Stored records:
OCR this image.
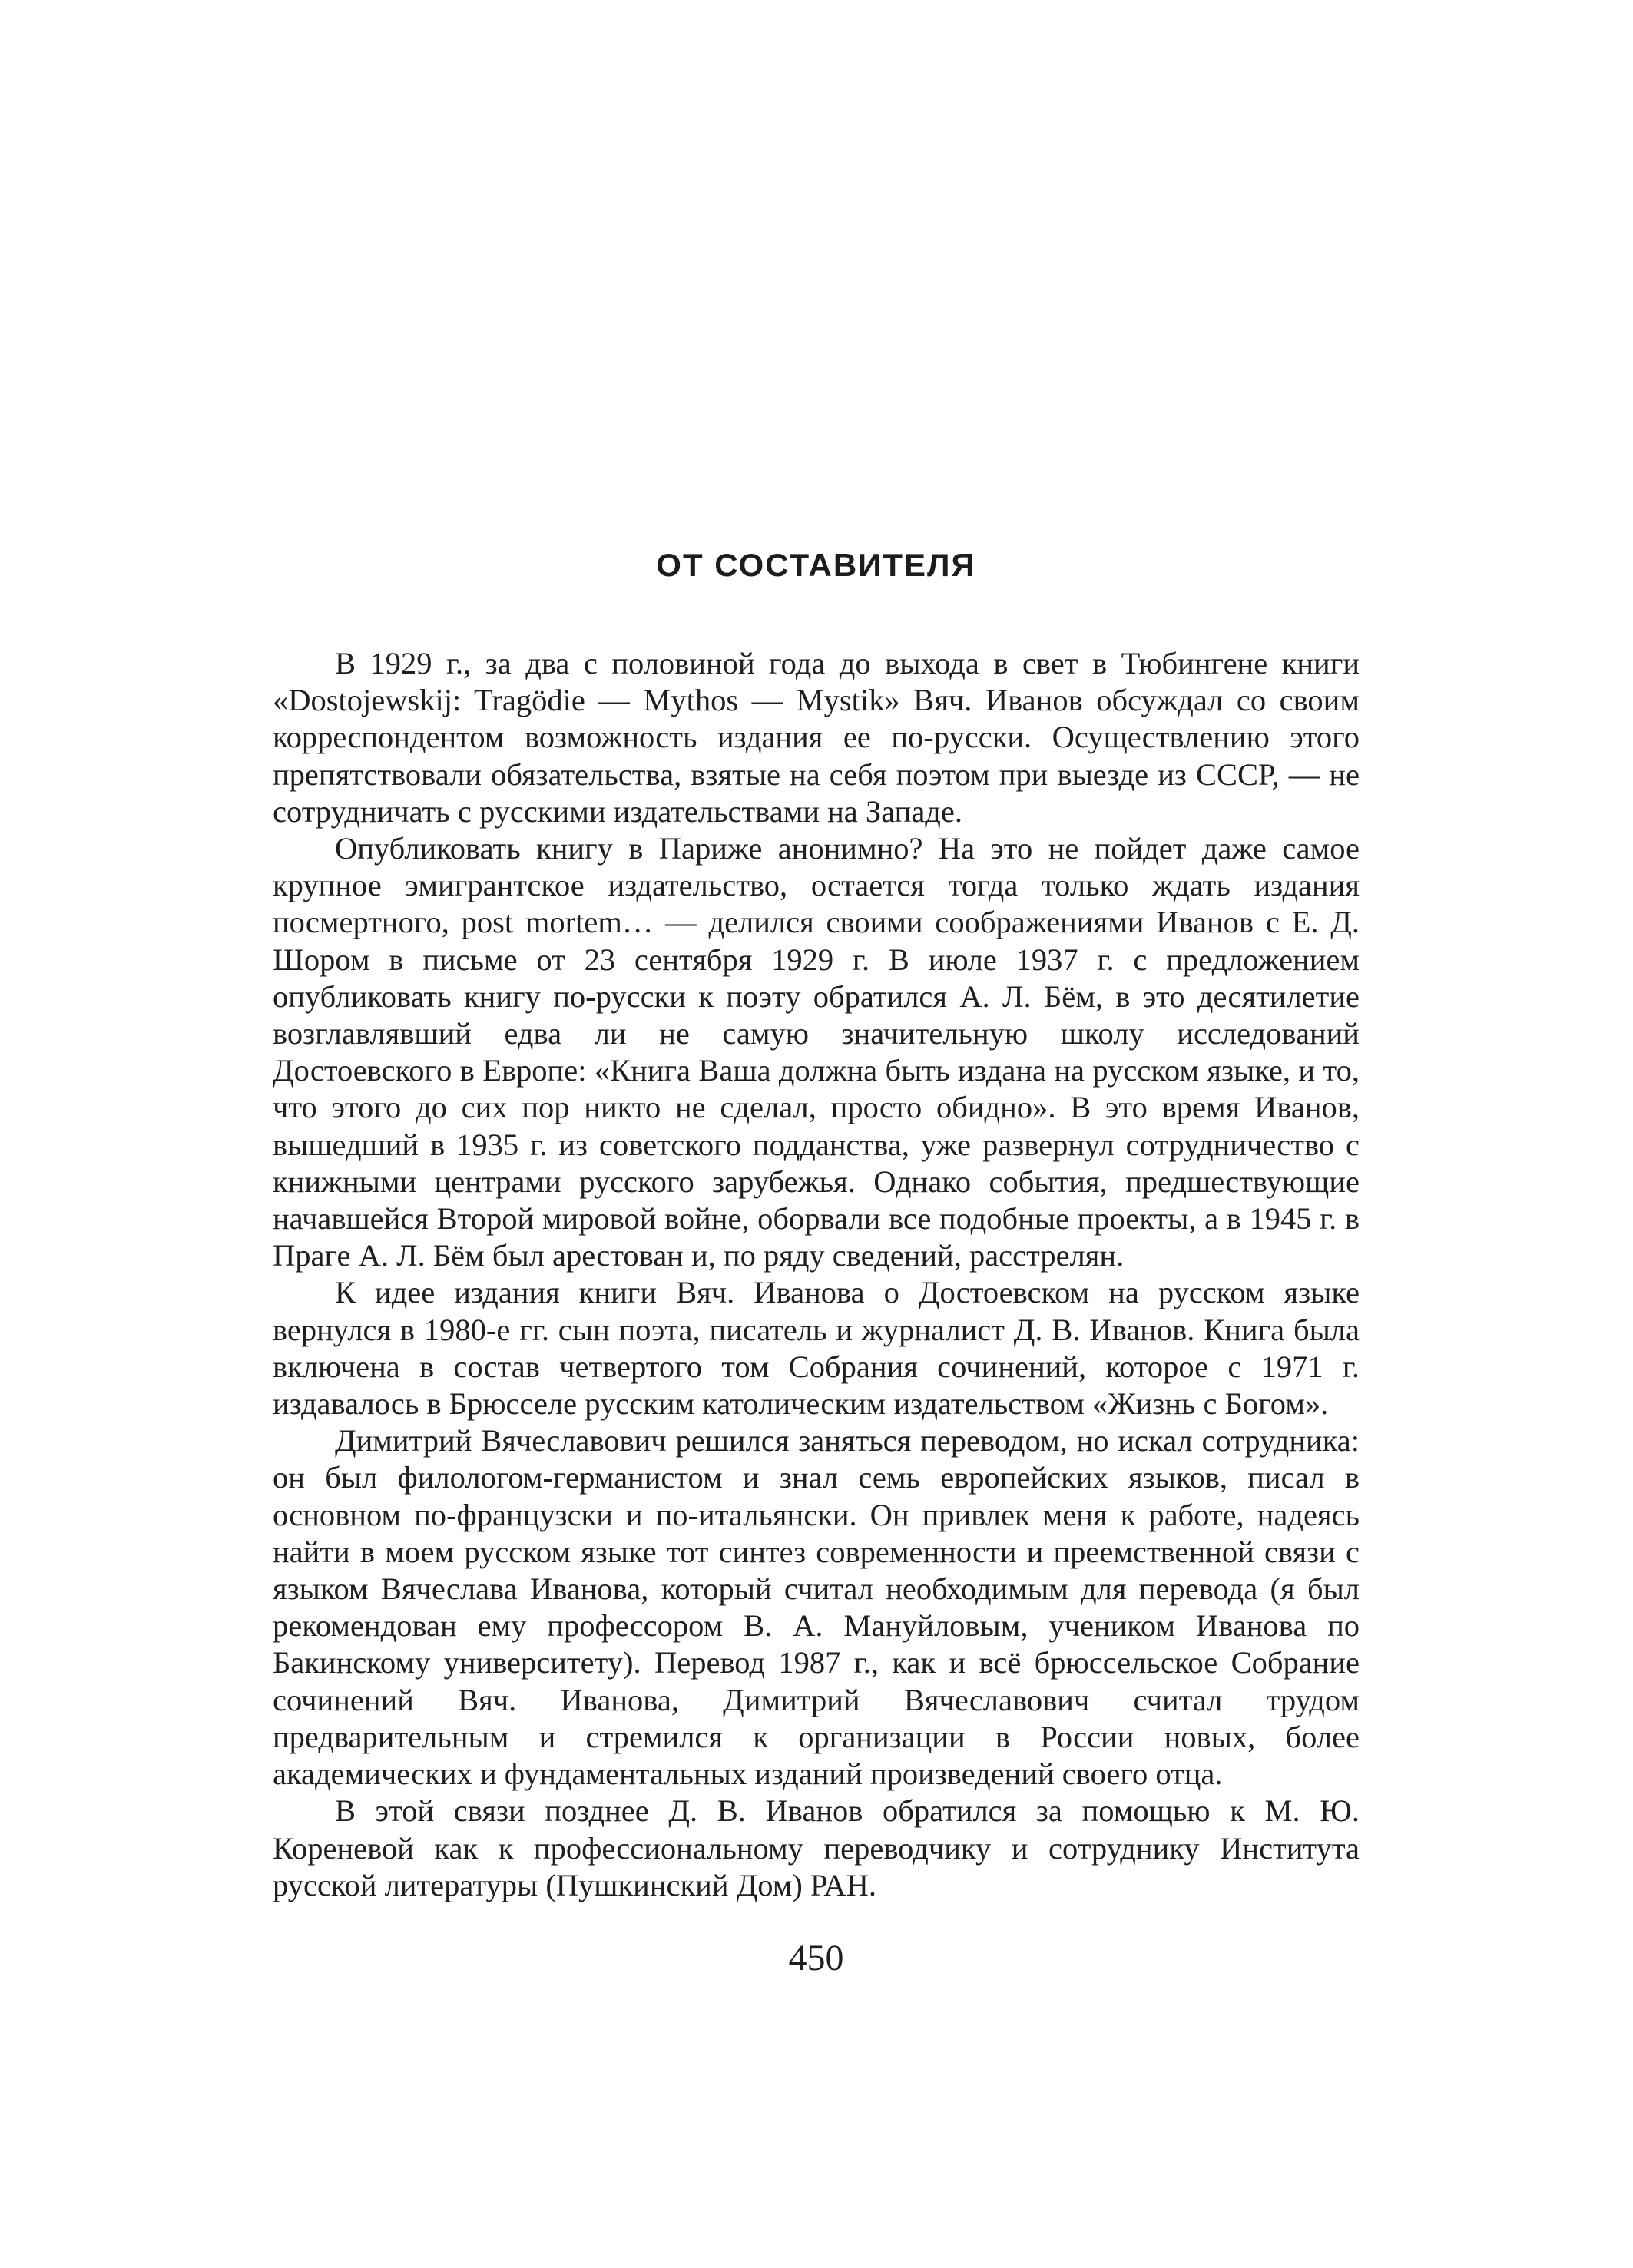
ОТ СОСТАВИТЕЛЯ

В 1929 г., за два с половиной года до выхода в свет в Тюбингене книги «Dostojewskij: Tragödie — Mythos — Mystik» Вяч. Иванов обсуждал со своим корреспондентом возможность издания ее по-русски. Осуществлению этого препятствовали обязательства, взятые на себя поэтом при выезде из СССР, — не сотрудничать с русскими издательствами на Западе.

Опубликовать книгу в Париже анонимно? На это не пойдет даже самое крупное эмигрантское издательство, остается тогда только ждать издания посмертного, post mortem… — делился своими соображениями Иванов с Е. Д. Шором в письме от 23 сентября 1929 г. В июле 1937 г. с предложением опубликовать книгу по-русски к поэту обратился А. Л. Бём, в это десятилетие возглавлявший едва ли не самую значительную школу исследований Достоевского в Европе: «Книга Ваша должна быть издана на русском языке, и то, что этого до сих пор никто не сделал, просто обидно». В это время Иванов, вышедший в 1935 г. из советского подданства, уже развернул сотрудничество с книжными центрами русского зарубежья. Однако события, предшествующие начавшейся Второй мировой войне, оборвали все подобные проекты, а в 1945 г. в Праге А. Л. Бём был арестован и, по ряду сведений, расстрелян.

К идее издания книги Вяч. Иванова о Достоевском на русском языке вернулся в 1980-е гг. сын поэта, писатель и журналист Д. В. Иванов. Книга была включена в состав четвертого том Собрания сочинений, которое с 1971 г. издавалось в Брюсселе русским католическим издательством «Жизнь с Богом».

Димитрий Вячеславович решился заняться переводом, но искал сотрудника: он был филологом-германистом и знал семь европейских языков, писал в основном по-французски и по-итальянски. Он привлек меня к работе, надеясь найти в моем русском языке тот синтез современности и преемственной связи с языком Вячеслава Иванова, который считал необходимым для перевода (я был рекомендован ему профессором В. А. Мануйловым, учеником Иванова по Бакинскому университету). Перевод 1987 г., как и всё брюссельское Собрание сочинений Вяч. Иванова, Димитрий Вячеславович считал трудом предварительным и стремился к организации в России новых, более академических и фундаментальных изданий произведений своего отца.

В этой связи позднее Д. В. Иванов обратился за помощью к М. Ю. Кореневой как к профессиональному переводчику и сотруднику Института русской литературы (Пушкинский Дом) РАН.

450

What you should do: Return only those lines of the records that contain the string "русском".

Expected output:
Опубликовать книгу в Париже анонимно? На это не пойдет даже самое крупное эмигрантское издательство, остается тогда только ждать издания посмертного, post mortem… — делился своими соображениями Иванов с Е. Д. Шором в письме от 23 сентября 1929 г. В июле 1937 г. с предложением опубликовать книгу по-русски к поэту обратился А. Л. Бём, в это десятилетие возглавлявший едва ли не самую значительную школу исследований Достоевского в Европе: «Книга Ваша должна быть издана на русском языке, и то, что этого до сих пор никто не сделал, просто обидно». В это время Иванов, вышедший в 1935 г. из советского подданства, уже развернул сотрудничество с книжными центрами русского зарубежья. Однако события, предшествующие начавшейся Второй мировой войне, оборвали все подобные проекты, а в 1945 г. в Праге А. Л. Бём был арестован и, по ряду сведений, расстрелян.
К идее издания книги Вяч. Иванова о Достоевском на русском языке вернулся в 1980-е гг. сын поэта, писатель и журналист Д. В. Иванов. Книга была включена в состав четвертого том Собрания сочинений, которое с 1971 г. издавалось в Брюсселе русским католическим издательством «Жизнь с Богом».
Димитрий Вячеславович решился заняться переводом, но искал сотрудника: он был филологом-германистом и знал семь европейских языков, писал в основном по-французски и по-итальянски. Он привлек меня к работе, надеясь найти в моем русском языке тот синтез современности и преемственной связи с языком Вячеслава Иванова, который считал необходимым для перевода (я был рекомендован ему профессором В. А. Мануйловым, учеником Иванова по Бакинскому университету). Перевод 1987 г., как и всё брюссельское Собрание сочинений Вяч. Иванова, Димитрий Вячеславович считал трудом предварительным и стремился к организации в России новых, более академических и фундаментальных изданий произведений своего отца.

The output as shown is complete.